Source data
..............................
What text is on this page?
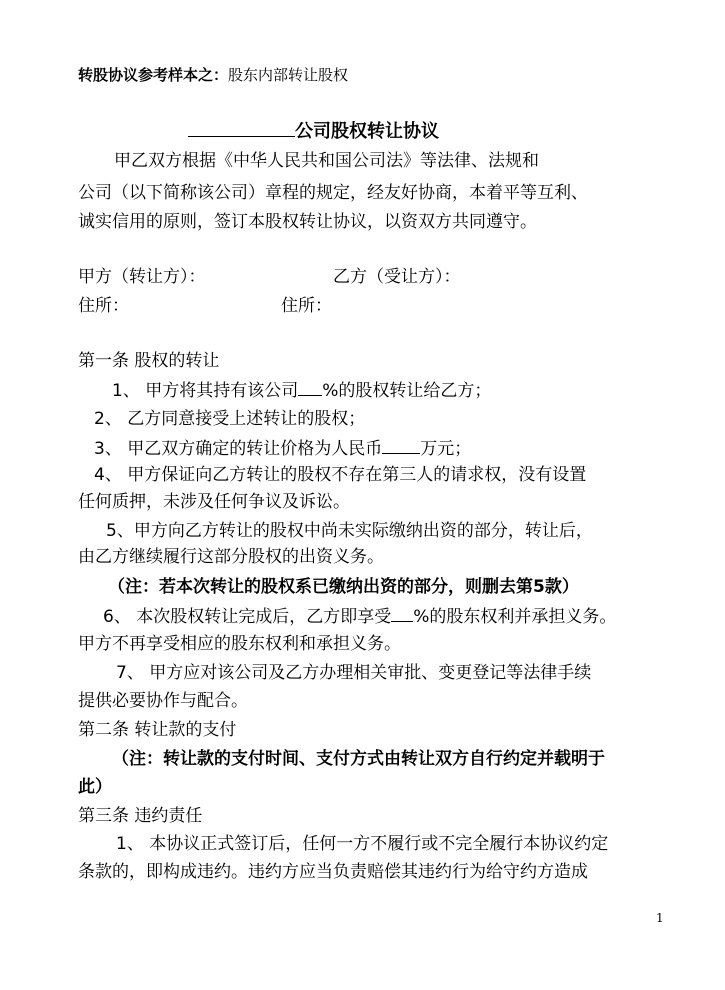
转股协议参考样本之：股东内部转让股权
公司股权转让协议
甲乙双方根据《中华人民共和国公司法》等法律、法规和
公司（以下简称该公司）章程的规定，经友好协商，本着平等互利、
诚实信用的原则，签订本股权转让协议，以资双方共同遵守。
甲方（转让方）：	乙方（受让方）：
住所：	住所：
第一条 股权的转让
1、 甲方将其持有该公司 %的股权转让给乙方；
2、 乙方同意接受上述转让的股权；
3、 甲乙双方确定的转让价格为人民币 万元；
4、 甲方保证向乙方转让的股权不存在第三人的请求权，没有设置
任何质押，未涉及任何争议及诉讼。
5、甲方向乙方转让的股权中尚未实际缴纳出资的部分，转让后，
由乙方继续履行这部分股权的出资义务。
（注：若本次转让的股权系已缴纳出资的部分，则删去第5款）
6、 本次股权转让完成后，乙方即享受 %的股东权利并承担义务。
甲方不再享受相应的股东权利和承担义务。
7、 甲方应对该公司及乙方办理相关审批、变更登记等法律手续
提供必要协作与配合。
第二条 转让款的支付
（注：转让款的支付时间、支付方式由转让双方自行约定并载明于
此）
第三条 违约责任
1、 本协议正式签订后，任何一方不履行或不完全履行本协议约定
条款的，即构成违约。违约方应当负责赔偿其违约行为给守约方造成
1
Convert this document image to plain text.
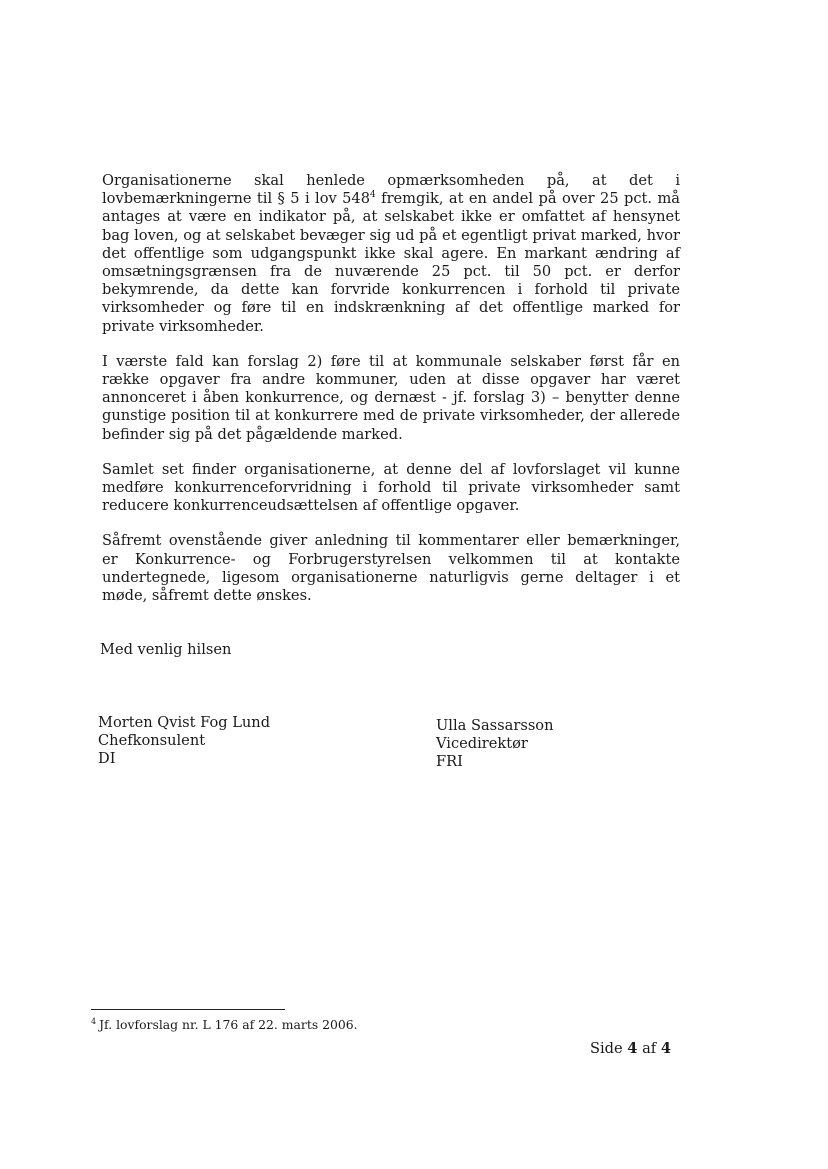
Organisationerne skal henlede opmærksomheden på, at det i lovbemærkningerne til § 5 i lov 548$^4$ fremgik, at en andel på over 25 pct. må antages at være en indikator på, at selskabet ikke er omfattet af hensynet bag loven, og at selskabet bevæger sig ud på et egentligt privat marked, hvor det offentlige som udgangspunkt ikke skal agere. En markant ændring af omsætningsgrænsen fra de nuværende 25 pct. til 50 pct. er derfor bekymrende, da dette kan forvride konkurrencen i forhold til private virksomheder og føre til en indskrænkning af det offentlige marked for private virksomheder.

I værste fald kan forslag 2) føre til at kommunale selskaber først får en række opgaver fra andre kommuner, uden at disse opgaver har været annonceret i åben konkurrence, og dernæst - jf. forslag 3) – benytter denne gunstige position til at konkurrere med de private virksomheder, der allerede befinder sig på det pågældende marked.

Samlet set finder organisationerne, at denne del af lovforslaget vil kunne medføre konkurrenceforvridning i forhold til private virksomheder samt reducere konkurrenceudsættelsen af offentlige opgaver.

Såfremt ovenstående giver anledning til kommentarer eller bemærkninger, er Konkurrence- og Forbrugerstyrelsen velkommen til at kontakte undertegnede, ligesom organisationerne naturligvis gerne deltager i et møde, såfremt dette ønskes.

Med venlig hilsen
Morten Qvist Fog Lund
Chefkonsulent
DI
Ulla Sassarsson
Vicedirektør
FRI
$^4$ Jf. lovforslag nr. L 176 af 22. marts 2006.
Side 4 af 4
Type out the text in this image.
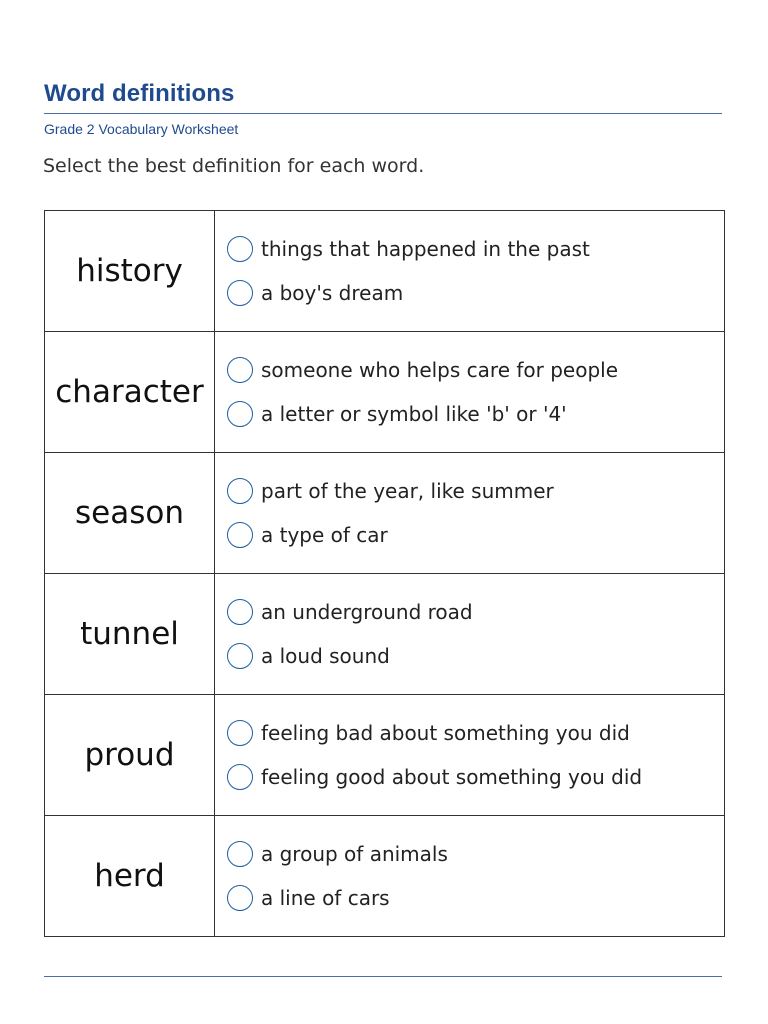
Word definitions
Grade 2 Vocabulary Worksheet
Select the best definition for each word.
history	things that happened in the past
a boy's dream

character	someone who helps care for people
a letter or symbol like 'b' or '4'

season	part of the year, like summer
a type of car

tunnel	an underground road
a loud sound

proud	feeling bad about something you did
feeling good about something you did

herd	a group of animals
a line of cars
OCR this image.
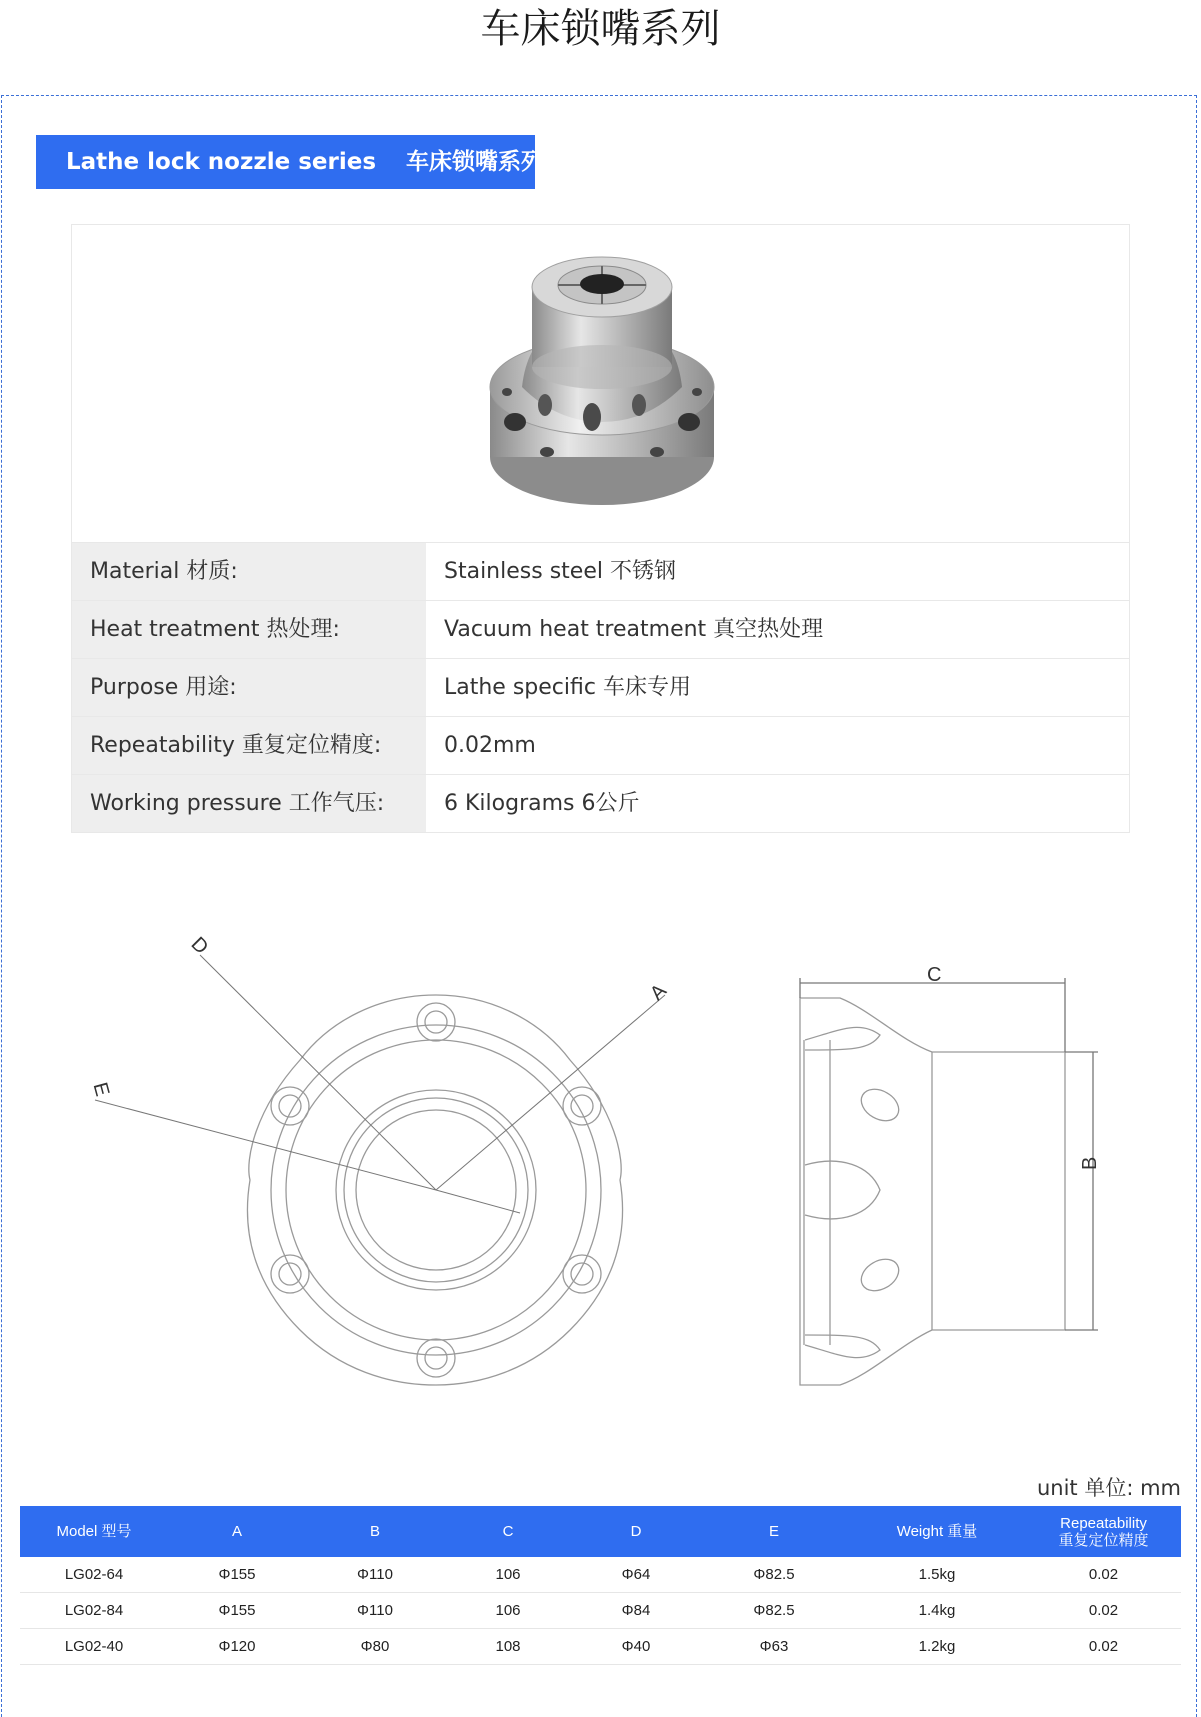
车床锁嘴系列
Lathe lock nozzle series 车床锁嘴系列
Material 材质:	Stainless steel 不锈钢
Heat treatment 热处理:	Vacuum heat treatment 真空热处理
Purpose 用途:	Lathe specific 车床专用
Repeatability 重复定位精度:	0.02mm
Working pressure 工作气压:	6 Kilograms 6公斤
D
A
E
C
B
unit 单位: mm
Model 型号	A	B	C	D	E	Weight 重量	Repeatability
重复定位精度

LG02-64	Φ155	Φ110	106	Φ64	Φ82.5	1.5kg	0.02
LG02-84	Φ155	Φ110	106	Φ84	Φ82.5	1.4kg	0.02
LG02-40	Φ120	Φ80	108	Φ40	Φ63	1.2kg	0.02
..............................
*Exercise prompt*
Extract precisely the lines beginning at the line containing "OCR this image." and ending at the last line of the entries above, exactly as written and with no pictures.

*Finished answer*
OCR this image.
车床锁嘴系列
Lathe lock nozzle series 车床锁嘴系列
Material 材质:	Stainless steel 不锈钢
Heat treatment 热处理:	Vacuum heat treatment 真空热处理
Purpose 用途:	Lathe specific 车床专用
Repeatability 重复定位精度:	0.02mm
Working pressure 工作气压:	6 Kilograms 6公斤
D
A
E
C
B
unit 单位: mm
Model 型号	A	B	C	D	E	Weight 重量	Repeatability
重复定位精度

LG02-64	Φ155	Φ110	106	Φ64	Φ82.5	1.5kg	0.02
LG02-84	Φ155	Φ110	106	Φ84	Φ82.5	1.4kg	0.02
LG02-40	Φ120	Φ80	108	Φ40	Φ63	1.2kg	0.02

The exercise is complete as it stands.